**Aim:**
Determine how many lines contain the string "color" and reply with that number alone.

**Entries shown:**

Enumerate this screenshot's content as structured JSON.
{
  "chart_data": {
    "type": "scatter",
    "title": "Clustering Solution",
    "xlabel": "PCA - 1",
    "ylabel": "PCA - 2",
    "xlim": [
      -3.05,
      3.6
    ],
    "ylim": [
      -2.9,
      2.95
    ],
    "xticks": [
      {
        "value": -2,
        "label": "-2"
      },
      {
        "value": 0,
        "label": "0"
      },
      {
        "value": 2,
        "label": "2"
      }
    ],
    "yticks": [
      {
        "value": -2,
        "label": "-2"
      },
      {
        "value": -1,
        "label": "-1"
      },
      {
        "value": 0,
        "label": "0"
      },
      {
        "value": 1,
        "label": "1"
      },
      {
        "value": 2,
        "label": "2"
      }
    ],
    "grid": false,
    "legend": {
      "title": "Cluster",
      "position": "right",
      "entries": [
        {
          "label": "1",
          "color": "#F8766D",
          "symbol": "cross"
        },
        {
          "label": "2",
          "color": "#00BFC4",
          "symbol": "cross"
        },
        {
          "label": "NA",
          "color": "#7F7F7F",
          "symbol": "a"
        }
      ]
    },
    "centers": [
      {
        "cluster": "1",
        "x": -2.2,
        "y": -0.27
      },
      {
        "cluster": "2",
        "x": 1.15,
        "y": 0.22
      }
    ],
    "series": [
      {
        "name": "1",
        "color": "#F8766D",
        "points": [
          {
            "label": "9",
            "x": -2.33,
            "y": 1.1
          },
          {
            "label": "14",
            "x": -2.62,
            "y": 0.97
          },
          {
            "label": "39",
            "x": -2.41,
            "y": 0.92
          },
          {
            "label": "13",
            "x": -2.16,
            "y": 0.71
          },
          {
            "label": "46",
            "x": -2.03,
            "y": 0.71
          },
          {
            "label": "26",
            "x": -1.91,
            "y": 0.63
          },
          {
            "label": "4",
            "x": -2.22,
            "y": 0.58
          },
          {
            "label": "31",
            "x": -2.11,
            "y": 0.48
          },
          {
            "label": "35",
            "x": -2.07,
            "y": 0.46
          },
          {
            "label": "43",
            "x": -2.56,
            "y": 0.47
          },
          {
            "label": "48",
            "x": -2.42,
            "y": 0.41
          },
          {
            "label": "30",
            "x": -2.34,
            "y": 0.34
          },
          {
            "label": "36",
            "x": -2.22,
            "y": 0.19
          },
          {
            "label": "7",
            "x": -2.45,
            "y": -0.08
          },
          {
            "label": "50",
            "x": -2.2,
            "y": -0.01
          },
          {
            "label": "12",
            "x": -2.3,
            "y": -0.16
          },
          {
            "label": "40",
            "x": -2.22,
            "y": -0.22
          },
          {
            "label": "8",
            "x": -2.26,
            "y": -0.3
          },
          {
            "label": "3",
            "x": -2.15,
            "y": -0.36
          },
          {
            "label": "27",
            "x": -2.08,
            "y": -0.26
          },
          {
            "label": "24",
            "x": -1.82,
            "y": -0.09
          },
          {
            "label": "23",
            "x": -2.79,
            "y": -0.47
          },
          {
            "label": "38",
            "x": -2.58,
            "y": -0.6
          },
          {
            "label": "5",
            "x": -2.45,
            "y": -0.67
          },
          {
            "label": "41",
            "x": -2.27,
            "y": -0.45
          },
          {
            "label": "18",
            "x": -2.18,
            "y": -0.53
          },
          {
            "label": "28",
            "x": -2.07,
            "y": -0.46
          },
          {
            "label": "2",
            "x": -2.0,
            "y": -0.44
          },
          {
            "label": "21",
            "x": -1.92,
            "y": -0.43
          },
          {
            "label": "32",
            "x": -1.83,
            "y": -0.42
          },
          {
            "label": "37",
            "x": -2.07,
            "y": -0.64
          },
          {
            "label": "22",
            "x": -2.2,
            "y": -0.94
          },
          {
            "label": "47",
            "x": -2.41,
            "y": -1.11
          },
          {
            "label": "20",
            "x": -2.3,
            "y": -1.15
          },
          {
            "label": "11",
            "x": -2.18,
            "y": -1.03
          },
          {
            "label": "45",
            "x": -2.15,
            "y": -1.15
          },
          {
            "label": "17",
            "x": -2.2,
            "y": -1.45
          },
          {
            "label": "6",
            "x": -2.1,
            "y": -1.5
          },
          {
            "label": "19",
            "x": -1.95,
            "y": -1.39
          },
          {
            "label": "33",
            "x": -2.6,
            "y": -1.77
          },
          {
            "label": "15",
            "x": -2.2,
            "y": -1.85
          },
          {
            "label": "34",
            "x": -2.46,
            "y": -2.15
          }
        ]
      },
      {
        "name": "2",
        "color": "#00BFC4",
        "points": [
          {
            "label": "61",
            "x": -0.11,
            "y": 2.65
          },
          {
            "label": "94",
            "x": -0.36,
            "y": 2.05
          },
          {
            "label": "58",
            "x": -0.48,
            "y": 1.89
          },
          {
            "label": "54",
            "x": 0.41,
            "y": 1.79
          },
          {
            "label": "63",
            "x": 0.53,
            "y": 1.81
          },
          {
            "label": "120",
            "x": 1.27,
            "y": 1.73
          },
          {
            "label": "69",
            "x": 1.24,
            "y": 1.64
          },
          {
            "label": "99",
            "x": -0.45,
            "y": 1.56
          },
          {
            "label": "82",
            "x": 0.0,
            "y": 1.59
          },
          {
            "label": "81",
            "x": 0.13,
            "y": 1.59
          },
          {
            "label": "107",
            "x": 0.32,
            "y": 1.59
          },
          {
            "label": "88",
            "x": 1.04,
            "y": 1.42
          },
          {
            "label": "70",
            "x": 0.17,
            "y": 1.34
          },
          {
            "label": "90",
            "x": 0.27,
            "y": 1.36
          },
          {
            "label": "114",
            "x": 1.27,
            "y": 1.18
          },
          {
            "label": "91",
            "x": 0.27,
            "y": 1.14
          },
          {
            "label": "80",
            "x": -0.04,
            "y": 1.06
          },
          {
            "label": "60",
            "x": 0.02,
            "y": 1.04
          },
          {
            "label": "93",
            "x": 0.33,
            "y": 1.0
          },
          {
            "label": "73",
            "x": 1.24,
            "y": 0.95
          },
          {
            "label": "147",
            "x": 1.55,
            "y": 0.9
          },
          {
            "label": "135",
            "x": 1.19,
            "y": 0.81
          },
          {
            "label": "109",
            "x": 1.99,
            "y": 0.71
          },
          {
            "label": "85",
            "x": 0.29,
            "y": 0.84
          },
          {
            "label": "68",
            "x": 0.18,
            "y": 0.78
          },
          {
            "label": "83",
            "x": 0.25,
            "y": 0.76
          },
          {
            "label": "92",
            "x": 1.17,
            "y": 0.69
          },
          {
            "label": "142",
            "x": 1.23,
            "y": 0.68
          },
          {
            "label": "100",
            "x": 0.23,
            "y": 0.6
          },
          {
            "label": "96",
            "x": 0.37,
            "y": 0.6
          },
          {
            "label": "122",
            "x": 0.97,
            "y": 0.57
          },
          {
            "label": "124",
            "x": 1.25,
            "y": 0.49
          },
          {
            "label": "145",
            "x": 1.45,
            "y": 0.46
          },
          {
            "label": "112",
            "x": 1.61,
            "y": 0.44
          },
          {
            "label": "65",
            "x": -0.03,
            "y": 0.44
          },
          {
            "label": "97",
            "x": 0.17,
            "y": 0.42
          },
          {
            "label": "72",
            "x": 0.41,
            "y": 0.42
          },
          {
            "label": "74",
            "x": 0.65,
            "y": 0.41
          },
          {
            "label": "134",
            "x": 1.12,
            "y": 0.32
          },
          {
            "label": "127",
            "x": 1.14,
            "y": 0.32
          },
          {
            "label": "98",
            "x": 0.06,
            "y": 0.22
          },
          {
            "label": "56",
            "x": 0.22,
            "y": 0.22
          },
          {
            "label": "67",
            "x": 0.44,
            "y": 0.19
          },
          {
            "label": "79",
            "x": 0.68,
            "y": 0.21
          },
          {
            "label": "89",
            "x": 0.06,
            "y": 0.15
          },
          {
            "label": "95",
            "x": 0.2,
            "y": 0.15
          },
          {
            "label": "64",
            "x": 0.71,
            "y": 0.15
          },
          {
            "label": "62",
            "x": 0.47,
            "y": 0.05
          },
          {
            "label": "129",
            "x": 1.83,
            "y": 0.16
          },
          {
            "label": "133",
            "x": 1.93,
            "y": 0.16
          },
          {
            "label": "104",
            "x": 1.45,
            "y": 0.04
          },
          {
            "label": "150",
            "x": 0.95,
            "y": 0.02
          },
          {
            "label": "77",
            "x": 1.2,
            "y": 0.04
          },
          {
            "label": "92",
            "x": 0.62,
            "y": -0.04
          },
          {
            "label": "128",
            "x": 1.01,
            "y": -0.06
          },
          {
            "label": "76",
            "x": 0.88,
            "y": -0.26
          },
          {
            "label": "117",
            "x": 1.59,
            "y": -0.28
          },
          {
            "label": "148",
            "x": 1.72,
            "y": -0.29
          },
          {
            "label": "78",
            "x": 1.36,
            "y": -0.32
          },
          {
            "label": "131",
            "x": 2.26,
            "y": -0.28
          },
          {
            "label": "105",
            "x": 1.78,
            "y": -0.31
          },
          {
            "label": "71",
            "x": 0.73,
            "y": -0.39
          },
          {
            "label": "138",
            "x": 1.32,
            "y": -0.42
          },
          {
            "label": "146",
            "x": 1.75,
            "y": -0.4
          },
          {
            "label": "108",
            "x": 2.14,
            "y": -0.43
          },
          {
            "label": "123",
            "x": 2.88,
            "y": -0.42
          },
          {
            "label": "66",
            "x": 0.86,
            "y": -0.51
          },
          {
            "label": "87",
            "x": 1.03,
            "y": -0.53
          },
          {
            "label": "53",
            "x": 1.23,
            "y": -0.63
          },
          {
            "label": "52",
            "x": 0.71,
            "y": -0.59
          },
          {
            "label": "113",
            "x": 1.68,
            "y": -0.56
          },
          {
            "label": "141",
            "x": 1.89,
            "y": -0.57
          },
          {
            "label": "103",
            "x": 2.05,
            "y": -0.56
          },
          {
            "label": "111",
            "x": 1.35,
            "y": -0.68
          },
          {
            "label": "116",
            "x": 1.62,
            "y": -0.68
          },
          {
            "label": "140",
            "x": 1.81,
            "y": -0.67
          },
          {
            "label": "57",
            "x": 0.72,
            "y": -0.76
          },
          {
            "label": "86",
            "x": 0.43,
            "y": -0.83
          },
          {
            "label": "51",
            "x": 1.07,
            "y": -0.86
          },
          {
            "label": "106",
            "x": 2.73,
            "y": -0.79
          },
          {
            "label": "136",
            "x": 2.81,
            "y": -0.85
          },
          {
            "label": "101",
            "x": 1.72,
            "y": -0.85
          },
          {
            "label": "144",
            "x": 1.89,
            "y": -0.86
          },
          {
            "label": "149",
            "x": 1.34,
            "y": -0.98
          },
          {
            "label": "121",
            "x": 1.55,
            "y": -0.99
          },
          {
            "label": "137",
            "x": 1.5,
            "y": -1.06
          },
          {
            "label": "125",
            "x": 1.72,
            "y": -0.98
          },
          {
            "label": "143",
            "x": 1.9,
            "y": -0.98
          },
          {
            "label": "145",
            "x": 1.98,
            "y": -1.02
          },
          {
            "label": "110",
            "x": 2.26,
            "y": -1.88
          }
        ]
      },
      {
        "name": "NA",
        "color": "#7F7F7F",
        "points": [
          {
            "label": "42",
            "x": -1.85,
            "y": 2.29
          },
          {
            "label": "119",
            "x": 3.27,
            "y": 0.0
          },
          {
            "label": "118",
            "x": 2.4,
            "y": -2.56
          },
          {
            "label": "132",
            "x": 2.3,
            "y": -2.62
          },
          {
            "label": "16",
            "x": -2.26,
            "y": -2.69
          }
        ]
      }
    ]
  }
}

**Solution to the exercise:**
6